◆ **TO DO**:
Retype the data that follows line by line, exactly, and leave its pictures out.

◆ **STORED RECORDS**:
%%

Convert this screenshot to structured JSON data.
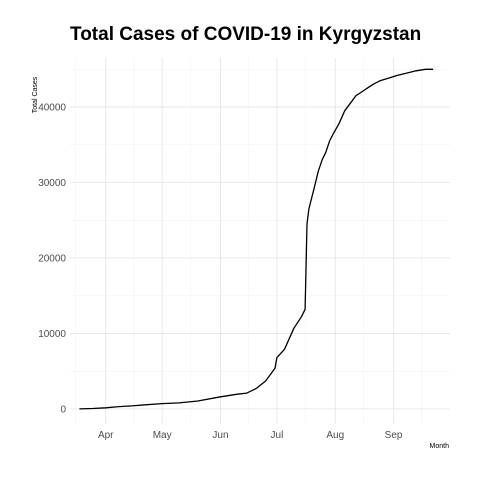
{
  "chart_data": {
    "type": "line",
    "title": "Total Cases of COVID-19 in Kyrgyzstan",
    "xlabel": "Month",
    "ylabel": "Total Cases",
    "x_ticks": [
      "Apr",
      "May",
      "Jun",
      "Jul",
      "Aug",
      "Sep"
    ],
    "y_ticks": [
      0,
      10000,
      20000,
      30000,
      40000
    ],
    "ylim": [
      -2000,
      46500
    ],
    "xlim": [
      "2020-03-13",
      "2020-10-01"
    ],
    "grid": true,
    "legend": "none",
    "series": [
      {
        "color": "#000000",
        "x": [
          "2020-03-18",
          "2020-03-25",
          "2020-04-01",
          "2020-04-08",
          "2020-04-15",
          "2020-04-22",
          "2020-05-01",
          "2020-05-10",
          "2020-05-20",
          "2020-06-01",
          "2020-06-10",
          "2020-06-15",
          "2020-06-20",
          "2020-06-25",
          "2020-06-30",
          "2020-07-01",
          "2020-07-05",
          "2020-07-10",
          "2020-07-14",
          "2020-07-16",
          "2020-07-17",
          "2020-07-18",
          "2020-07-19",
          "2020-07-21",
          "2020-07-23",
          "2020-07-25",
          "2020-07-27",
          "2020-07-29",
          "2020-07-31",
          "2020-08-03",
          "2020-08-06",
          "2020-08-09",
          "2020-08-12",
          "2020-08-15",
          "2020-08-18",
          "2020-08-21",
          "2020-08-25",
          "2020-08-29",
          "2020-09-03",
          "2020-09-08",
          "2020-09-13",
          "2020-09-18",
          "2020-09-22"
        ],
        "y": [
          0,
          50,
          150,
          300,
          400,
          550,
          700,
          800,
          1050,
          1600,
          1950,
          2100,
          2700,
          3700,
          5400,
          6800,
          7900,
          10700,
          12200,
          13200,
          24500,
          26500,
          27500,
          29500,
          31500,
          33000,
          34000,
          35500,
          36500,
          37800,
          39500,
          40500,
          41500,
          42000,
          42500,
          43000,
          43500,
          43800,
          44200,
          44500,
          44800,
          45000,
          45000
        ]
      }
    ]
  }
}
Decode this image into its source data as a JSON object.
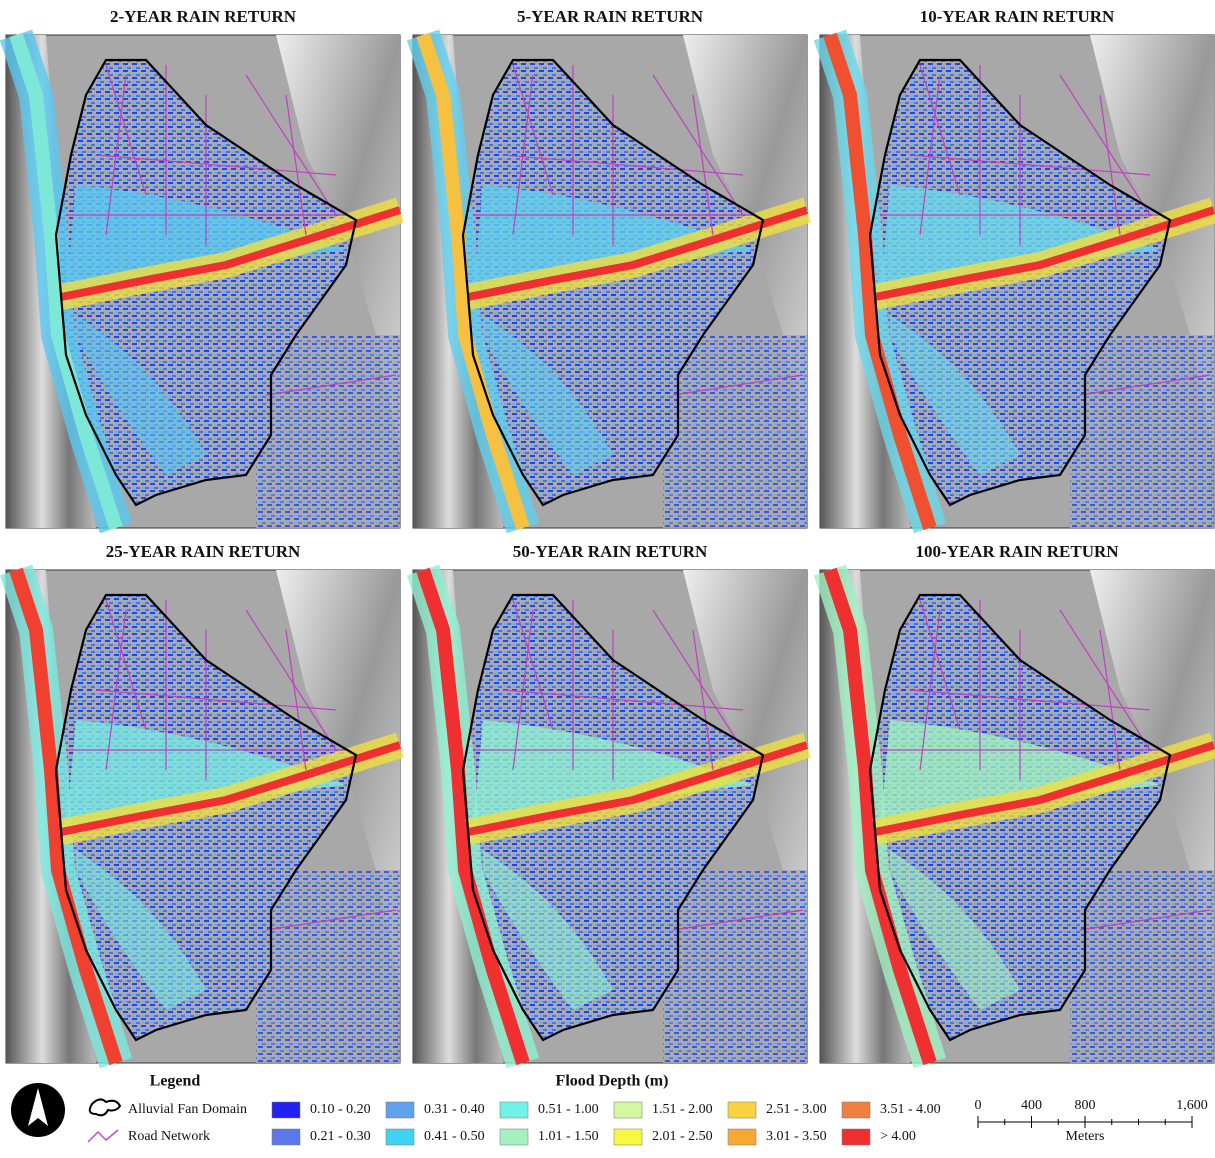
{
  "panels": [
    {
      "title": "2-YEAR RAIN RETURN"
    },
    {
      "title": "5-YEAR RAIN RETURN"
    },
    {
      "title": "10-YEAR RAIN RETURN"
    },
    {
      "title": "25-YEAR RAIN RETURN"
    },
    {
      "title": "50-YEAR RAIN RETURN"
    },
    {
      "title": "100-YEAR RAIN RETURN"
    }
  ],
  "legend": {
    "title": "Legend",
    "items": [
      {
        "label": "Alluvial Fan Domain"
      },
      {
        "label": "Road Network"
      }
    ]
  },
  "flood_depth": {
    "title": "Flood Depth (m)",
    "classes": [
      {
        "label": "0.10 - 0.20",
        "color": "#2222f0"
      },
      {
        "label": "0.21 - 0.30",
        "color": "#5a78ea"
      },
      {
        "label": "0.31 - 0.40",
        "color": "#5ea2ee"
      },
      {
        "label": "0.41 - 0.50",
        "color": "#3fd2f2"
      },
      {
        "label": "0.51 - 1.00",
        "color": "#72f2e6"
      },
      {
        "label": "1.01 - 1.50",
        "color": "#a4f0c0"
      },
      {
        "label": "1.51 - 2.00",
        "color": "#d2f8a0"
      },
      {
        "label": "2.01 - 2.50",
        "color": "#f8f840"
      },
      {
        "label": "2.51 - 3.00",
        "color": "#f8d240"
      },
      {
        "label": "3.01 - 3.50",
        "color": "#f6a832"
      },
      {
        "label": "3.51 - 4.00",
        "color": "#f08040"
      },
      {
        "label": "> 4.00",
        "color": "#f03030"
      }
    ]
  },
  "scale_bar": {
    "unit": "Meters",
    "ticks": [
      0,
      400,
      800,
      {
        "value": 1600,
        "label": "1,600"
      }
    ]
  }
}
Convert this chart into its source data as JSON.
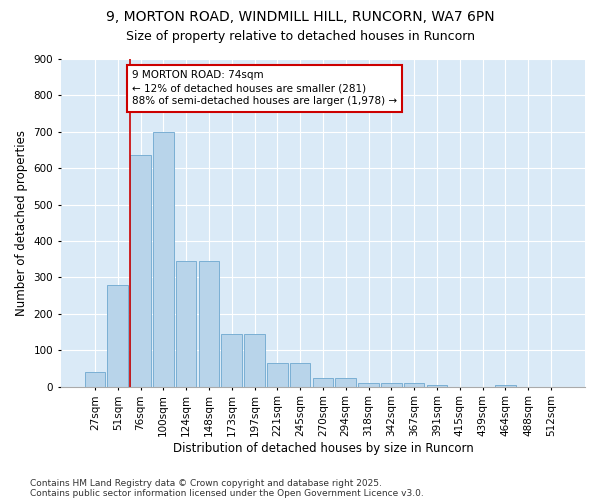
{
  "title_line1": "9, MORTON ROAD, WINDMILL HILL, RUNCORN, WA7 6PN",
  "title_line2": "Size of property relative to detached houses in Runcorn",
  "xlabel": "Distribution of detached houses by size in Runcorn",
  "ylabel": "Number of detached properties",
  "bar_color": "#b8d4ea",
  "bar_edge_color": "#7aafd4",
  "background_color": "#daeaf7",
  "grid_color": "#ffffff",
  "fig_background": "#ffffff",
  "categories": [
    "27sqm",
    "51sqm",
    "76sqm",
    "100sqm",
    "124sqm",
    "148sqm",
    "173sqm",
    "197sqm",
    "221sqm",
    "245sqm",
    "270sqm",
    "294sqm",
    "318sqm",
    "342sqm",
    "367sqm",
    "391sqm",
    "415sqm",
    "439sqm",
    "464sqm",
    "488sqm",
    "512sqm"
  ],
  "values": [
    40,
    280,
    635,
    700,
    345,
    345,
    145,
    145,
    65,
    65,
    25,
    25,
    10,
    10,
    10,
    5,
    0,
    0,
    5,
    0,
    0
  ],
  "ylim": [
    0,
    900
  ],
  "yticks": [
    0,
    100,
    200,
    300,
    400,
    500,
    600,
    700,
    800,
    900
  ],
  "property_line_index": 2,
  "annotation_line1": "9 MORTON ROAD: 74sqm",
  "annotation_line2": "← 12% of detached houses are smaller (281)",
  "annotation_line3": "88% of semi-detached houses are larger (1,978) →",
  "annotation_box_color": "#ffffff",
  "annotation_border_color": "#cc0000",
  "footer_line1": "Contains HM Land Registry data © Crown copyright and database right 2025.",
  "footer_line2": "Contains public sector information licensed under the Open Government Licence v3.0.",
  "title_fontsize": 10,
  "subtitle_fontsize": 9,
  "axis_label_fontsize": 8.5,
  "tick_fontsize": 7.5,
  "annotation_fontsize": 7.5,
  "footer_fontsize": 6.5
}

%%

◆ **RESULT OF THIS EXERCISE**:
Convert this screenshot to structured JSON data.
{
  "chart_data": {
    "type": "line",
    "title": "Total Cases of COVID-19 in Kyrgyzstan",
    "xlabel": "Month",
    "ylabel": "Total Cases",
    "x_ticks": [
      "Apr",
      "May",
      "Jun",
      "Jul",
      "Aug",
      "Sep"
    ],
    "y_ticks": [
      0,
      10000,
      20000,
      30000,
      40000
    ],
    "ylim": [
      -2000,
      46500
    ],
    "xlim": [
      "2020-03-13",
      "2020-10-01"
    ],
    "grid": true,
    "legend": "none",
    "series": [
      {
        "color": "#000000",
        "x": [
          "2020-03-18",
          "2020-03-25",
          "2020-04-01",
          "2020-04-08",
          "2020-04-15",
          "2020-04-22",
          "2020-05-01",
          "2020-05-10",
          "2020-05-20",
          "2020-06-01",
          "2020-06-10",
          "2020-06-15",
          "2020-06-20",
          "2020-06-25",
          "2020-06-30",
          "2020-07-01",
          "2020-07-05",
          "2020-07-10",
          "2020-07-14",
          "2020-07-16",
          "2020-07-17",
          "2020-07-18",
          "2020-07-19",
          "2020-07-21",
          "2020-07-23",
          "2020-07-25",
          "2020-07-27",
          "2020-07-29",
          "2020-07-31",
          "2020-08-03",
          "2020-08-06",
          "2020-08-09",
          "2020-08-12",
          "2020-08-15",
          "2020-08-18",
          "2020-08-21",
          "2020-08-25",
          "2020-08-29",
          "2020-09-03",
          "2020-09-08",
          "2020-09-13",
          "2020-09-18",
          "2020-09-22"
        ],
        "y": [
          0,
          50,
          150,
          300,
          400,
          550,
          700,
          800,
          1050,
          1600,
          1950,
          2100,
          2700,
          3700,
          5400,
          6800,
          7900,
          10700,
          12200,
          13200,
          24500,
          26500,
          27500,
          29500,
          31500,
          33000,
          34000,
          35500,
          36500,
          37800,
          39500,
          40500,
          41500,
          42000,
          42500,
          43000,
          43500,
          43800,
          44200,
          44500,
          44800,
          45000,
          45000
        ]
      }
    ]
  }
}
Decode this image into its source data as a JSON object.
{
  "panels": [
    {
      "title": "2-YEAR RAIN RETURN"
    },
    {
      "title": "5-YEAR RAIN RETURN"
    },
    {
      "title": "10-YEAR RAIN RETURN"
    },
    {
      "title": "25-YEAR RAIN RETURN"
    },
    {
      "title": "50-YEAR RAIN RETURN"
    },
    {
      "title": "100-YEAR RAIN RETURN"
    }
  ],
  "legend": {
    "title": "Legend",
    "items": [
      {
        "label": "Alluvial Fan Domain"
      },
      {
        "label": "Road Network"
      }
    ]
  },
  "flood_depth": {
    "title": "Flood Depth (m)",
    "classes": [
      {
        "label": "0.10 - 0.20",
        "color": "#2222f0"
      },
      {
        "label": "0.21 - 0.30",
        "color": "#5a78ea"
      },
      {
        "label": "0.31 - 0.40",
        "color": "#5ea2ee"
      },
      {
        "label": "0.41 - 0.50",
        "color": "#3fd2f2"
      },
      {
        "label": "0.51 - 1.00",
        "color": "#72f2e6"
      },
      {
        "label": "1.01 - 1.50",
        "color": "#a4f0c0"
      },
      {
        "label": "1.51 - 2.00",
        "color": "#d2f8a0"
      },
      {
        "label": "2.01 - 2.50",
        "color": "#f8f840"
      },
      {
        "label": "2.51 - 3.00",
        "color": "#f8d240"
      },
      {
        "label": "3.01 - 3.50",
        "color": "#f6a832"
      },
      {
        "label": "3.51 - 4.00",
        "color": "#f08040"
      },
      {
        "label": "> 4.00",
        "color": "#f03030"
      }
    ]
  },
  "scale_bar": {
    "unit": "Meters",
    "ticks": [
      0,
      400,
      800,
      {
        "value": 1600,
        "label": "1,600"
      }
    ]
  }
}
Convert this chart into its source data as JSON.
{
  "title_line1": "9, MORTON ROAD, WINDMILL HILL, RUNCORN, WA7 6PN",
  "title_line2": "Size of property relative to detached houses in Runcorn",
  "xlabel": "Distribution of detached houses by size in Runcorn",
  "ylabel": "Number of detached properties",
  "bar_color": "#b8d4ea",
  "bar_edge_color": "#7aafd4",
  "background_color": "#daeaf7",
  "grid_color": "#ffffff",
  "fig_background": "#ffffff",
  "categories": [
    "27sqm",
    "51sqm",
    "76sqm",
    "100sqm",
    "124sqm",
    "148sqm",
    "173sqm",
    "197sqm",
    "221sqm",
    "245sqm",
    "270sqm",
    "294sqm",
    "318sqm",
    "342sqm",
    "367sqm",
    "391sqm",
    "415sqm",
    "439sqm",
    "464sqm",
    "488sqm",
    "512sqm"
  ],
  "values": [
    40,
    280,
    635,
    700,
    345,
    345,
    145,
    145,
    65,
    65,
    25,
    25,
    10,
    10,
    10,
    5,
    0,
    0,
    5,
    0,
    0
  ],
  "ylim": [
    0,
    900
  ],
  "yticks": [
    0,
    100,
    200,
    300,
    400,
    500,
    600,
    700,
    800,
    900
  ],
  "property_line_index": 2,
  "annotation_line1": "9 MORTON ROAD: 74sqm",
  "annotation_line2": "← 12% of detached houses are smaller (281)",
  "annotation_line3": "88% of semi-detached houses are larger (1,978) →",
  "annotation_box_color": "#ffffff",
  "annotation_border_color": "#cc0000",
  "footer_line1": "Contains HM Land Registry data © Crown copyright and database right 2025.",
  "footer_line2": "Contains public sector information licensed under the Open Government Licence v3.0.",
  "title_fontsize": 10,
  "subtitle_fontsize": 9,
  "axis_label_fontsize": 8.5,
  "tick_fontsize": 7.5,
  "annotation_fontsize": 7.5,
  "footer_fontsize": 6.5
}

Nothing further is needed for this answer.